_OBJECTIVE_:
Find the line with "Decode this image" in the data below. Repeat it and every line after it up to the end, exactly, but drop the pictures.

_LISTED RECORDS_:
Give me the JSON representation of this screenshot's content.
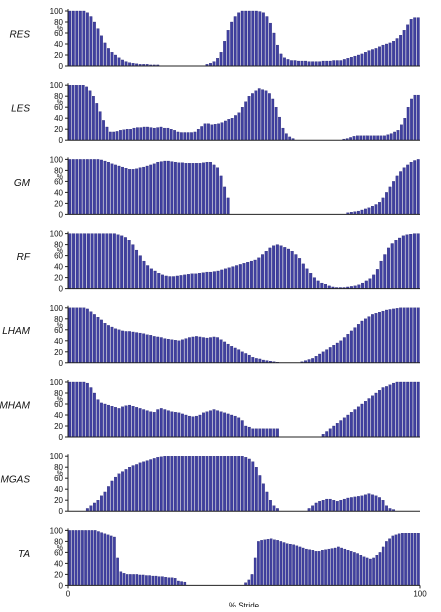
{
  "chart_data": {
    "type": "bar",
    "xlabel": "% Stride",
    "x_ticks": [
      "0",
      "100"
    ],
    "xlim": [
      0,
      100
    ],
    "y_ticks": [
      "0",
      "20",
      "40",
      "60",
      "80",
      "100"
    ],
    "ylim": [
      0,
      100
    ],
    "unit_label": "%",
    "bar_color": "#4040a0",
    "bar_edge_color": "#1e1e6e",
    "axis_color": "#222222",
    "panels": [
      {
        "name": "RES",
        "values": [
          100,
          100,
          100,
          100,
          100,
          97,
          90,
          80,
          68,
          55,
          42,
          32,
          25,
          20,
          15,
          11,
          8,
          6,
          5,
          4,
          3,
          3,
          3,
          2,
          2,
          2,
          0,
          0,
          0,
          0,
          0,
          0,
          0,
          0,
          0,
          0,
          0,
          0,
          0,
          3,
          5,
          8,
          14,
          25,
          45,
          65,
          80,
          90,
          97,
          100,
          100,
          100,
          100,
          100,
          99,
          97,
          90,
          78,
          60,
          38,
          22,
          15,
          12,
          10,
          10,
          9,
          9,
          9,
          8,
          8,
          8,
          8,
          9,
          9,
          9,
          10,
          10,
          10,
          12,
          14,
          16,
          18,
          20,
          22,
          25,
          28,
          30,
          32,
          35,
          38,
          40,
          42,
          45,
          50,
          56,
          65,
          75,
          85,
          88,
          88
        ]
      },
      {
        "name": "LES",
        "values": [
          100,
          100,
          100,
          100,
          100,
          97,
          90,
          80,
          67,
          52,
          36,
          24,
          15,
          15,
          16,
          18,
          19,
          20,
          20,
          22,
          23,
          23,
          24,
          24,
          23,
          22,
          23,
          24,
          22,
          22,
          20,
          18,
          15,
          14,
          14,
          14,
          14,
          15,
          20,
          25,
          30,
          30,
          28,
          29,
          30,
          32,
          35,
          38,
          40,
          45,
          50,
          60,
          70,
          80,
          85,
          90,
          94,
          92,
          90,
          85,
          75,
          60,
          42,
          22,
          12,
          6,
          3,
          0,
          0,
          0,
          0,
          0,
          0,
          0,
          0,
          0,
          0,
          0,
          0,
          0,
          0,
          2,
          3,
          5,
          7,
          8,
          8,
          8,
          8,
          8,
          8,
          8,
          8,
          8,
          10,
          12,
          15,
          18,
          28,
          40,
          60,
          75,
          82,
          82
        ]
      },
      {
        "name": "GM",
        "values": [
          100,
          100,
          100,
          100,
          100,
          100,
          100,
          100,
          100,
          99,
          97,
          95,
          92,
          90,
          88,
          86,
          84,
          82,
          82,
          83,
          85,
          86,
          88,
          90,
          92,
          95,
          96,
          97,
          97,
          96,
          95,
          94,
          94,
          93,
          93,
          93,
          93,
          93,
          94,
          95,
          95,
          90,
          85,
          70,
          50,
          30,
          0,
          0,
          0,
          0,
          0,
          0,
          0,
          0,
          0,
          0,
          0,
          0,
          0,
          0,
          0,
          0,
          0,
          0,
          0,
          0,
          0,
          0,
          0,
          0,
          0,
          0,
          0,
          0,
          0,
          0,
          0,
          0,
          0,
          3,
          4,
          5,
          6,
          8,
          10,
          12,
          15,
          18,
          22,
          30,
          40,
          50,
          60,
          70,
          78,
          85,
          90,
          95,
          98,
          100
        ]
      },
      {
        "name": "RF",
        "values": [
          100,
          100,
          100,
          100,
          100,
          100,
          100,
          100,
          100,
          100,
          100,
          100,
          100,
          98,
          96,
          93,
          88,
          80,
          70,
          60,
          50,
          42,
          36,
          32,
          28,
          25,
          23,
          22,
          22,
          23,
          24,
          25,
          26,
          27,
          27,
          28,
          29,
          30,
          30,
          31,
          32,
          34,
          36,
          38,
          40,
          42,
          44,
          46,
          48,
          50,
          52,
          56,
          62,
          68,
          74,
          78,
          80,
          78,
          75,
          72,
          68,
          62,
          55,
          45,
          36,
          28,
          20,
          14,
          10,
          8,
          5,
          3,
          2,
          2,
          2,
          3,
          4,
          5,
          7,
          10,
          14,
          18,
          25,
          35,
          50,
          62,
          74,
          82,
          88,
          92,
          96,
          98,
          99,
          100,
          100
        ]
      },
      {
        "name": "LHAM",
        "values": [
          100,
          100,
          100,
          100,
          100,
          98,
          93,
          88,
          83,
          78,
          72,
          68,
          65,
          62,
          60,
          58,
          57,
          57,
          56,
          55,
          54,
          53,
          51,
          50,
          48,
          47,
          46,
          44,
          43,
          42,
          41,
          40,
          42,
          44,
          46,
          47,
          48,
          47,
          46,
          45,
          46,
          47,
          46,
          42,
          38,
          34,
          30,
          27,
          24,
          20,
          17,
          14,
          10,
          8,
          7,
          5,
          4,
          3,
          2,
          1,
          0,
          0,
          0,
          0,
          0,
          0,
          2,
          4,
          6,
          8,
          12,
          16,
          20,
          24,
          28,
          32,
          36,
          40,
          46,
          52,
          58,
          64,
          70,
          76,
          80,
          84,
          88,
          90,
          92,
          94,
          96,
          97,
          98,
          99,
          100,
          100,
          100,
          100,
          100,
          100
        ]
      },
      {
        "name": "MHAM",
        "values": [
          100,
          100,
          100,
          100,
          100,
          98,
          90,
          80,
          68,
          62,
          60,
          58,
          56,
          54,
          52,
          55,
          57,
          58,
          56,
          54,
          52,
          50,
          48,
          46,
          45,
          50,
          52,
          50,
          48,
          46,
          45,
          44,
          42,
          40,
          38,
          37,
          38,
          40,
          44,
          46,
          48,
          50,
          48,
          46,
          44,
          42,
          40,
          38,
          35,
          30,
          20,
          18,
          15,
          15,
          15,
          15,
          15,
          15,
          15,
          15,
          0,
          0,
          0,
          0,
          0,
          0,
          0,
          0,
          0,
          0,
          0,
          0,
          5,
          10,
          15,
          20,
          25,
          30,
          35,
          40,
          45,
          50,
          55,
          60,
          65,
          70,
          75,
          80,
          85,
          90,
          92,
          95,
          98,
          100,
          100,
          100,
          100,
          100,
          100,
          100
        ]
      },
      {
        "name": "MGAS",
        "values": [
          0,
          0,
          0,
          0,
          0,
          5,
          10,
          15,
          20,
          28,
          35,
          45,
          55,
          62,
          68,
          72,
          76,
          80,
          83,
          85,
          88,
          90,
          92,
          94,
          96,
          98,
          99,
          100,
          100,
          100,
          100,
          100,
          100,
          100,
          100,
          100,
          100,
          100,
          100,
          100,
          100,
          100,
          100,
          100,
          100,
          100,
          100,
          100,
          100,
          100,
          98,
          95,
          90,
          80,
          65,
          50,
          35,
          20,
          10,
          5,
          0,
          0,
          0,
          0,
          0,
          0,
          0,
          0,
          5,
          10,
          15,
          18,
          20,
          22,
          22,
          20,
          18,
          20,
          22,
          24,
          25,
          26,
          27,
          28,
          30,
          32,
          30,
          28,
          25,
          20,
          10,
          5,
          3,
          0,
          0,
          0,
          0,
          0,
          0,
          0
        ]
      },
      {
        "name": "TA",
        "values": [
          100,
          100,
          100,
          100,
          100,
          100,
          100,
          100,
          100,
          98,
          96,
          94,
          92,
          90,
          88,
          50,
          25,
          22,
          20,
          20,
          20,
          20,
          19,
          19,
          18,
          18,
          17,
          17,
          16,
          16,
          15,
          14,
          14,
          13,
          8,
          7,
          6,
          0,
          0,
          0,
          0,
          0,
          0,
          0,
          0,
          0,
          0,
          0,
          0,
          0,
          0,
          0,
          0,
          0,
          0,
          5,
          10,
          20,
          50,
          80,
          82,
          83,
          84,
          85,
          83,
          82,
          80,
          78,
          76,
          75,
          74,
          72,
          70,
          68,
          66,
          65,
          64,
          62,
          62,
          64,
          65,
          66,
          67,
          68,
          70,
          68,
          66,
          64,
          62,
          60,
          58,
          55,
          52,
          50,
          48,
          50,
          55,
          60,
          70,
          80,
          85,
          90,
          92,
          94,
          95,
          95,
          95,
          95,
          95,
          95
        ]
      }
    ]
  }
}
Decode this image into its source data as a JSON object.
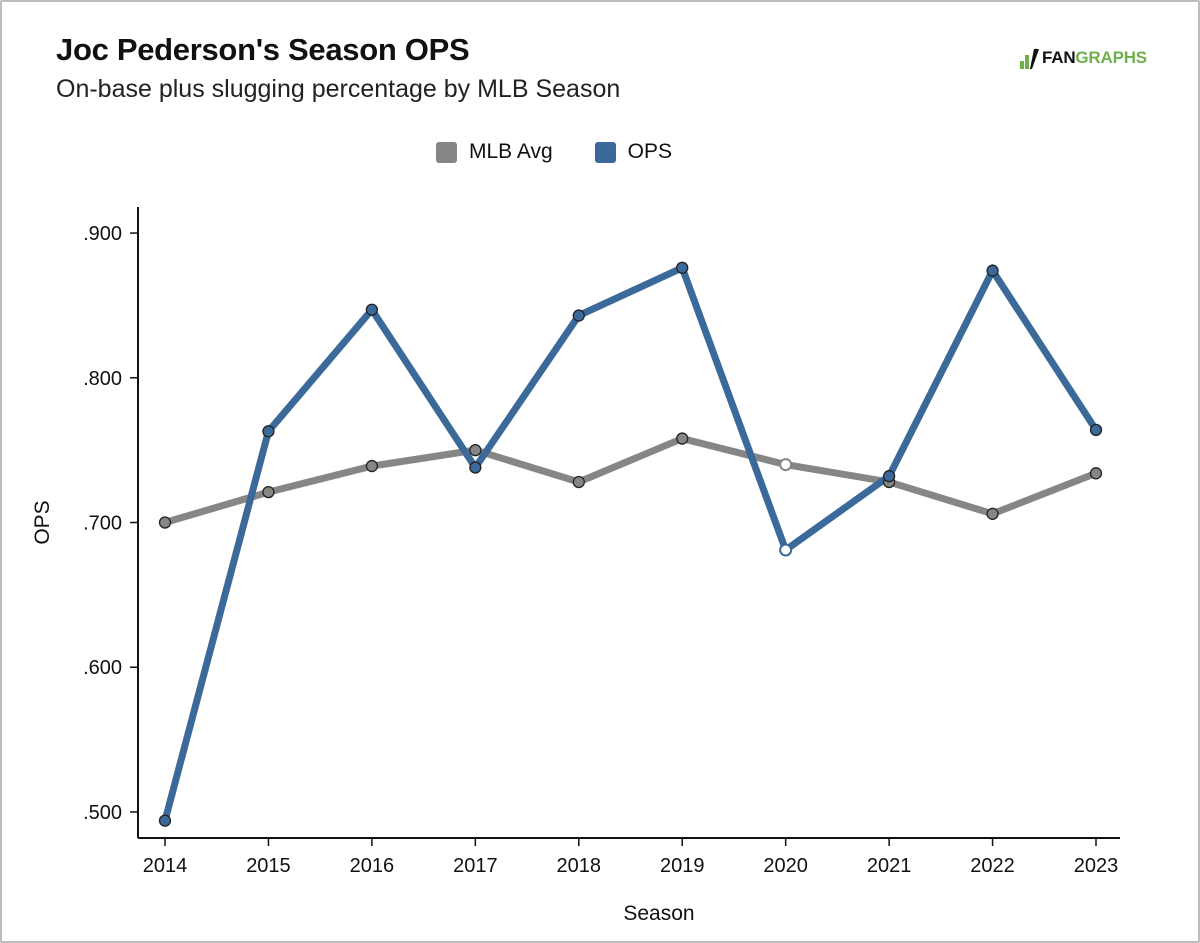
{
  "header": {
    "title": "Joc Pederson's Season OPS",
    "subtitle": "On-base plus slugging percentage by MLB Season"
  },
  "logo": {
    "part1": "FAN",
    "part2": "GRAPHS",
    "color_primary": "#111111",
    "color_accent": "#6fb04b"
  },
  "chart_data": {
    "type": "line",
    "title": "Joc Pederson's Season OPS",
    "subtitle": "On-base plus slugging percentage by MLB Season",
    "xlabel": "Season",
    "ylabel": "OPS",
    "x": [
      "2014",
      "2015",
      "2016",
      "2017",
      "2018",
      "2019",
      "2020",
      "2021",
      "2022",
      "2023"
    ],
    "y_ticks": [
      ".500",
      ".600",
      ".700",
      ".800",
      ".900"
    ],
    "y_tick_values": [
      0.5,
      0.6,
      0.7,
      0.8,
      0.9
    ],
    "ylim": [
      0.482,
      0.918
    ],
    "grid": false,
    "legend_position": "top-center",
    "series": [
      {
        "name": "MLB Avg",
        "color": "#868686",
        "values": [
          0.7,
          0.721,
          0.739,
          0.75,
          0.728,
          0.758,
          0.74,
          0.728,
          0.706,
          0.734
        ],
        "hollow_points": [
          "2020"
        ]
      },
      {
        "name": "OPS",
        "color": "#3b6a9a",
        "values": [
          0.494,
          0.763,
          0.847,
          0.738,
          0.843,
          0.876,
          0.681,
          0.732,
          0.874,
          0.764
        ],
        "hollow_points": [
          "2020"
        ]
      }
    ]
  }
}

_THE COMPLETED TASK_:
Decode this image into its source data as a JSON object.
{
  "header": {
    "title": "Joc Pederson's Season OPS",
    "subtitle": "On-base plus slugging percentage by MLB Season"
  },
  "logo": {
    "part1": "FAN",
    "part2": "GRAPHS",
    "color_primary": "#111111",
    "color_accent": "#6fb04b"
  },
  "chart_data": {
    "type": "line",
    "title": "Joc Pederson's Season OPS",
    "subtitle": "On-base plus slugging percentage by MLB Season",
    "xlabel": "Season",
    "ylabel": "OPS",
    "x": [
      "2014",
      "2015",
      "2016",
      "2017",
      "2018",
      "2019",
      "2020",
      "2021",
      "2022",
      "2023"
    ],
    "y_ticks": [
      ".500",
      ".600",
      ".700",
      ".800",
      ".900"
    ],
    "y_tick_values": [
      0.5,
      0.6,
      0.7,
      0.8,
      0.9
    ],
    "ylim": [
      0.482,
      0.918
    ],
    "grid": false,
    "legend_position": "top-center",
    "series": [
      {
        "name": "MLB Avg",
        "color": "#868686",
        "values": [
          0.7,
          0.721,
          0.739,
          0.75,
          0.728,
          0.758,
          0.74,
          0.728,
          0.706,
          0.734
        ],
        "hollow_points": [
          "2020"
        ]
      },
      {
        "name": "OPS",
        "color": "#3b6a9a",
        "values": [
          0.494,
          0.763,
          0.847,
          0.738,
          0.843,
          0.876,
          0.681,
          0.732,
          0.874,
          0.764
        ],
        "hollow_points": [
          "2020"
        ]
      }
    ]
  }
}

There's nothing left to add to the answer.